◆ REQUIRED WORK: Extract the lines that hold the string "заданий".

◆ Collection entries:
■ ■ ■ ■ ■

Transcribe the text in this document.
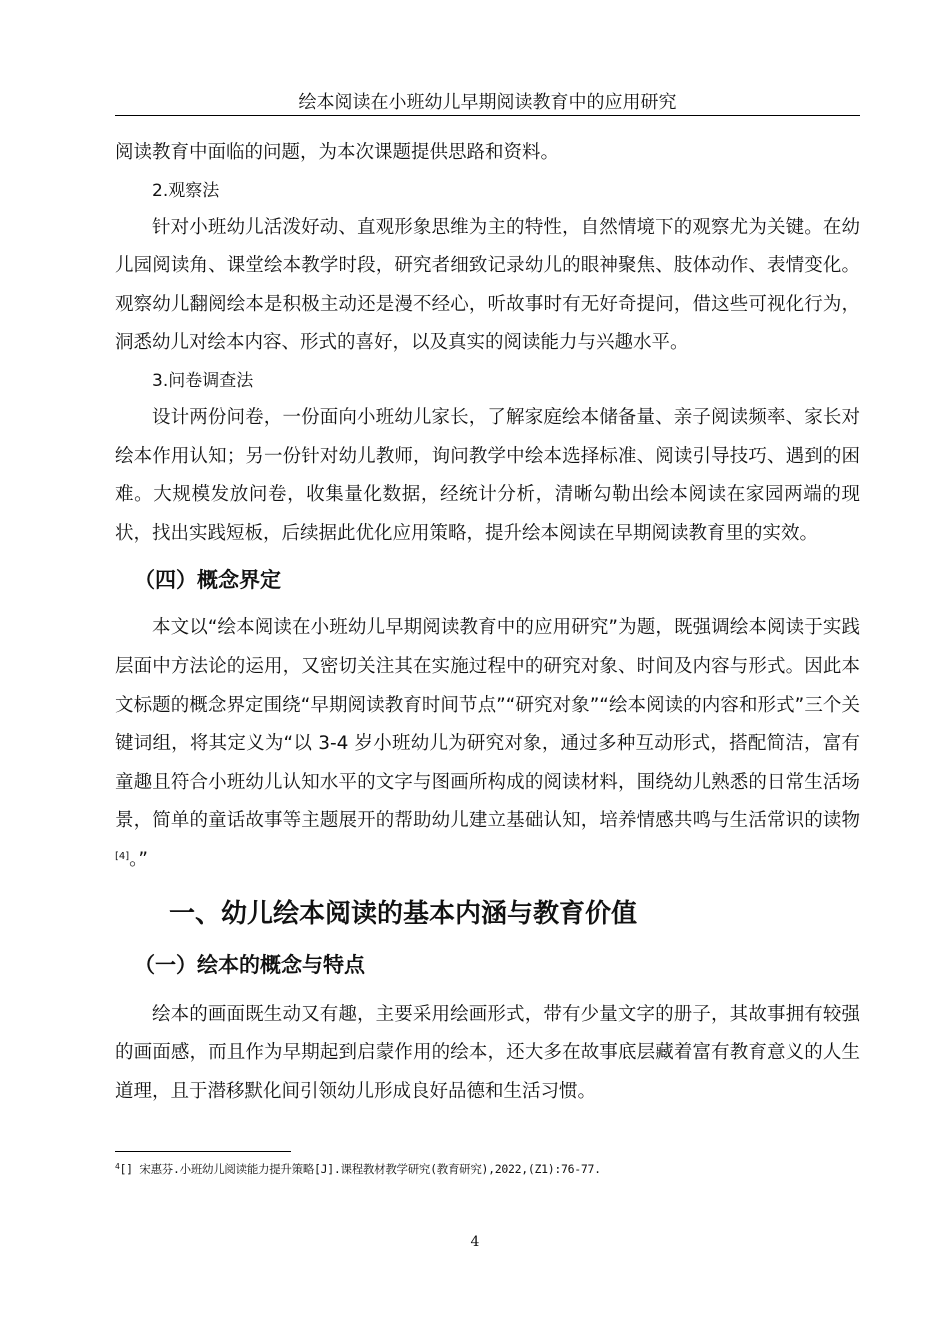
绘本阅读在小班幼儿早期阅读教育中的应用研究

阅读教育中面临的问题，为本次课题提供思路和资料。

2.观察法

针对小班幼儿活泼好动、直观形象思维为主的特性，自然情境下的观察尤为关键。在幼儿园阅读角、课堂绘本教学时段，研究者细致记录幼儿的眼神聚焦、肢体动作、表情变化。观察幼儿翻阅绘本是积极主动还是漫不经心，听故事时有无好奇提问，借这些可视化行为，洞悉幼儿对绘本内容、形式的喜好，以及真实的阅读能力与兴趣水平。

3.问卷调查法

设计两份问卷，一份面向小班幼儿家长，了解家庭绘本储备量、亲子阅读频率、家长对绘本作用认知；另一份针对幼儿教师，询问教学中绘本选择标准、阅读引导技巧、遇到的困难。大规模发放问卷，收集量化数据，经统计分析，清晰勾勒出绘本阅读在家园两端的现状，找出实践短板，后续据此优化应用策略，提升绘本阅读在早期阅读教育里的实效。

（四）概念界定

本文以“绘本阅读在小班幼儿早期阅读教育中的应用研究”为题，既强调绘本阅读于实践层面中方法论的运用，又密切关注其在实施过程中的研究对象、时间及内容与形式。因此本文标题的概念界定围绕“早期阅读教育时间节点”“研究对象”“绘本阅读的内容和形式”三个关键词组，将其定义为“以 3-4 岁小班幼儿为研究对象，通过多种互动形式，搭配简洁，富有童趣且符合小班幼儿认知水平的文字与图画所构成的阅读材料，围绕幼儿熟悉的日常生活场景，简单的童话故事等主题展开的帮助幼儿建立基础认知，培养情感共鸣与生活常识的读物[4]。”

一、幼儿绘本阅读的基本内涵与教育价值
（一）绘本的概念与特点

绘本的画面既生动又有趣，主要采用绘画形式，带有少量文字的册子，其故事拥有较强的画面感，而且作为早期起到启蒙作用的绘本，还大多在故事底层藏着富有教育意义的人生道理，且于潜移默化间引领幼儿形成良好品德和生活习惯。

$^4$[] 宋惠芬.小班幼儿阅读能力提升策略[J].课程教材教学研究(教育研究),2022,(Z1):76-77.
4
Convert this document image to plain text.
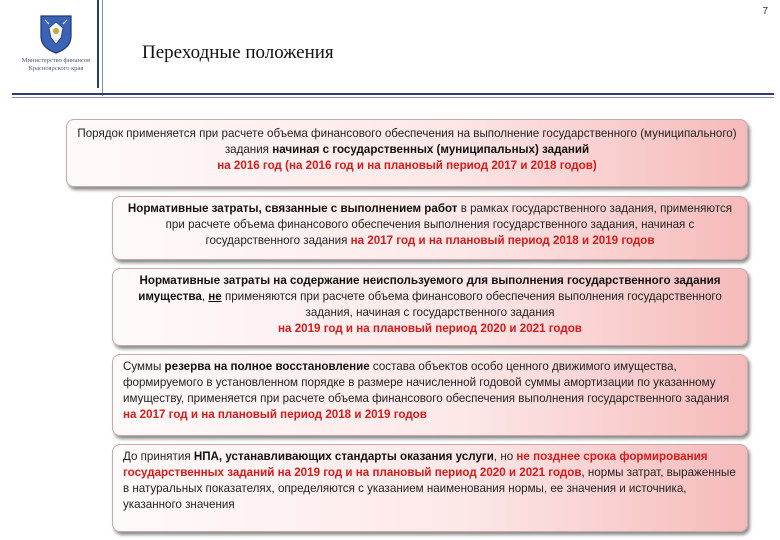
Министерство финансов
Красноярского края
7
Переходные положения
Порядок применяется при расчете объема финансового обеспечения на выполнение государственного (муниципального) задания начиная с государственных (муниципальных) заданий
на 2016 год (на 2016 год и на плановый период 2017 и 2018 годов)
Нормативные затраты, связанные с выполнением работ в рамках государственного задания, применяются при расчете объема финансового обеспечения выполнения государственного задания, начиная с государственного задания на 2017 год и на плановый период 2018 и 2019 годов
Нормативные затраты на содержание неиспользуемого для выполнения государственного задания имущества, не применяются при расчете объема финансового обеспечения выполнения государственного задания, начиная с государственного задания
на 2019 год и на плановый период 2020 и 2021 годов
Суммы резерва на полное восстановление состава объектов особо ценного движимого имущества, формируемого в установленном порядке в размере начисленной годовой суммы амортизации по указанному имуществу, применяется при расчете объема финансового обеспечения выполнения государственного задания на 2017 год и на плановый период 2018 и 2019 годов
До принятия НПА, устанавливающих стандарты оказания услуги, но не позднее срока формирования государственных заданий на 2019 год и на плановый период 2020 и 2021 годов, нормы затрат, выраженные в натуральных показателях, определяются с указанием наименования нормы, ее значения и источника, указанного значения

■ ■ ■ ■ ■

◆ EXERCISE ANSWER:
Порядок применяется при расчете объема финансового обеспечения на выполнение государственного (муниципального) задания начиная с государственных (муниципальных) заданий
До принятия НПА, устанавливающих стандарты оказания услуги, но не позднее срока формирования государственных заданий на 2019 год и на плановый период 2020 и 2021 годов, нормы затрат, выраженные в натуральных показателях, определяются с указанием наименования нормы, ее значения и источника, указанного значения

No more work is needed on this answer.